◆ AIM OF THE TASK ◆
Write out all of the entries exactly, please.

....................

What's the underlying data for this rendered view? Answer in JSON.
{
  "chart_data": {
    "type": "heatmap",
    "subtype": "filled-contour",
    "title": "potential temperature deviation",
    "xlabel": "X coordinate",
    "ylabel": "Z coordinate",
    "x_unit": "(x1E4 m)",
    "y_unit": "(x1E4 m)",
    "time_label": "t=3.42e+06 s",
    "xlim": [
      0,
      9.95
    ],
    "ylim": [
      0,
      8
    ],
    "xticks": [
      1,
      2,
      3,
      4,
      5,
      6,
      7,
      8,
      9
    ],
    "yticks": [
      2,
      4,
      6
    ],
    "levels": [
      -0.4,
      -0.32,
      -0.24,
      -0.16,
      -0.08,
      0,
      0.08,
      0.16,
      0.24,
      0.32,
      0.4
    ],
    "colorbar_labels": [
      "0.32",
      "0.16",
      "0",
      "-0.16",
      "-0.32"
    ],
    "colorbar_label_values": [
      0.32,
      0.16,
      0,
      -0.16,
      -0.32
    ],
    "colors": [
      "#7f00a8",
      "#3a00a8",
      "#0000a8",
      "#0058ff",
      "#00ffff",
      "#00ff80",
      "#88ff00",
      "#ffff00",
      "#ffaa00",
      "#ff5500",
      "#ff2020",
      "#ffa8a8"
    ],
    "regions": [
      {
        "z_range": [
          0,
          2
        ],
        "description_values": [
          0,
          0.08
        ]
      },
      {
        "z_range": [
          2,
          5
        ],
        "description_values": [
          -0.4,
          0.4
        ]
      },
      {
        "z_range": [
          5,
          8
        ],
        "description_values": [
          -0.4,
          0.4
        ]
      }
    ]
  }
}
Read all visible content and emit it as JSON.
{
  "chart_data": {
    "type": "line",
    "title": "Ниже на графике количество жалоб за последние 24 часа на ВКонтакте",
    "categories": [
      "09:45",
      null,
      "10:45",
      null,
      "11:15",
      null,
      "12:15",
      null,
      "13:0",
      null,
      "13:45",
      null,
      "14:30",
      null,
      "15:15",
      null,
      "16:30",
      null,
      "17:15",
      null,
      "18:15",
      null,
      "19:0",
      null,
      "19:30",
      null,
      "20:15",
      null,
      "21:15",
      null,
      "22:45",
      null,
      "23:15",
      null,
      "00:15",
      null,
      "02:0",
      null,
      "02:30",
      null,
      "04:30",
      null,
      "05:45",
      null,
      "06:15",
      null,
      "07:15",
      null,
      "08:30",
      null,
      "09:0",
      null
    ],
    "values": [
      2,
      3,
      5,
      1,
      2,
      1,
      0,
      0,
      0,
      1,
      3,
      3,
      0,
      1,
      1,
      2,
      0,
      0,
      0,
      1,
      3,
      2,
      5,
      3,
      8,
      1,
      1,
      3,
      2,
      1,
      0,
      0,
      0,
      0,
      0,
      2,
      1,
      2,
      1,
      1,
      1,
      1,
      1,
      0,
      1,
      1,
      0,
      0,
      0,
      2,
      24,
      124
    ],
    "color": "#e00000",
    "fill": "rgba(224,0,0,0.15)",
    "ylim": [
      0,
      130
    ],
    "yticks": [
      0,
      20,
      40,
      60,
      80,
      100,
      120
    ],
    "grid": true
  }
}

....................

◆ TASK RESULT ◆
What's the underlying data for this rendered view? Answer in JSON.
{
  "chart_data": {
    "type": "heatmap",
    "subtype": "filled-contour",
    "title": "potential temperature deviation",
    "xlabel": "X coordinate",
    "ylabel": "Z coordinate",
    "x_unit": "(x1E4 m)",
    "y_unit": "(x1E4 m)",
    "time_label": "t=3.42e+06 s",
    "xlim": [
      0,
      9.95
    ],
    "ylim": [
      0,
      8
    ],
    "xticks": [
      1,
      2,
      3,
      4,
      5,
      6,
      7,
      8,
      9
    ],
    "yticks": [
      2,
      4,
      6
    ],
    "levels": [
      -0.4,
      -0.32,
      -0.24,
      -0.16,
      -0.08,
      0,
      0.08,
      0.16,
      0.24,
      0.32,
      0.4
    ],
    "colorbar_labels": [
      "0.32",
      "0.16",
      "0",
      "-0.16",
      "-0.32"
    ],
    "colorbar_label_values": [
      0.32,
      0.16,
      0,
      -0.16,
      -0.32
    ],
    "colors": [
      "#7f00a8",
      "#3a00a8",
      "#0000a8",
      "#0058ff",
      "#00ffff",
      "#00ff80",
      "#88ff00",
      "#ffff00",
      "#ffaa00",
      "#ff5500",
      "#ff2020",
      "#ffa8a8"
    ],
    "regions": [
      {
        "z_range": [
          0,
          2
        ],
        "description_values": [
          0,
          0.08
        ]
      },
      {
        "z_range": [
          2,
          5
        ],
        "description_values": [
          -0.4,
          0.4
        ]
      },
      {
        "z_range": [
          5,
          8
        ],
        "description_values": [
          -0.4,
          0.4
        ]
      }
    ]
  }
}
Read all visible content and emit it as JSON.
{
  "chart_data": {
    "type": "line",
    "title": "Ниже на графике количество жалоб за последние 24 часа на ВКонтакте",
    "categories": [
      "09:45",
      null,
      "10:45",
      null,
      "11:15",
      null,
      "12:15",
      null,
      "13:0",
      null,
      "13:45",
      null,
      "14:30",
      null,
      "15:15",
      null,
      "16:30",
      null,
      "17:15",
      null,
      "18:15",
      null,
      "19:0",
      null,
      "19:30",
      null,
      "20:15",
      null,
      "21:15",
      null,
      "22:45",
      null,
      "23:15",
      null,
      "00:15",
      null,
      "02:0",
      null,
      "02:30",
      null,
      "04:30",
      null,
      "05:45",
      null,
      "06:15",
      null,
      "07:15",
      null,
      "08:30",
      null,
      "09:0",
      null
    ],
    "values": [
      2,
      3,
      5,
      1,
      2,
      1,
      0,
      0,
      0,
      1,
      3,
      3,
      0,
      1,
      1,
      2,
      0,
      0,
      0,
      1,
      3,
      2,
      5,
      3,
      8,
      1,
      1,
      3,
      2,
      1,
      0,
      0,
      0,
      0,
      0,
      2,
      1,
      2,
      1,
      1,
      1,
      1,
      1,
      0,
      1,
      1,
      0,
      0,
      0,
      2,
      24,
      124
    ],
    "color": "#e00000",
    "fill": "rgba(224,0,0,0.15)",
    "ylim": [
      0,
      130
    ],
    "yticks": [
      0,
      20,
      40,
      60,
      80,
      100,
      120
    ],
    "grid": true
  }
}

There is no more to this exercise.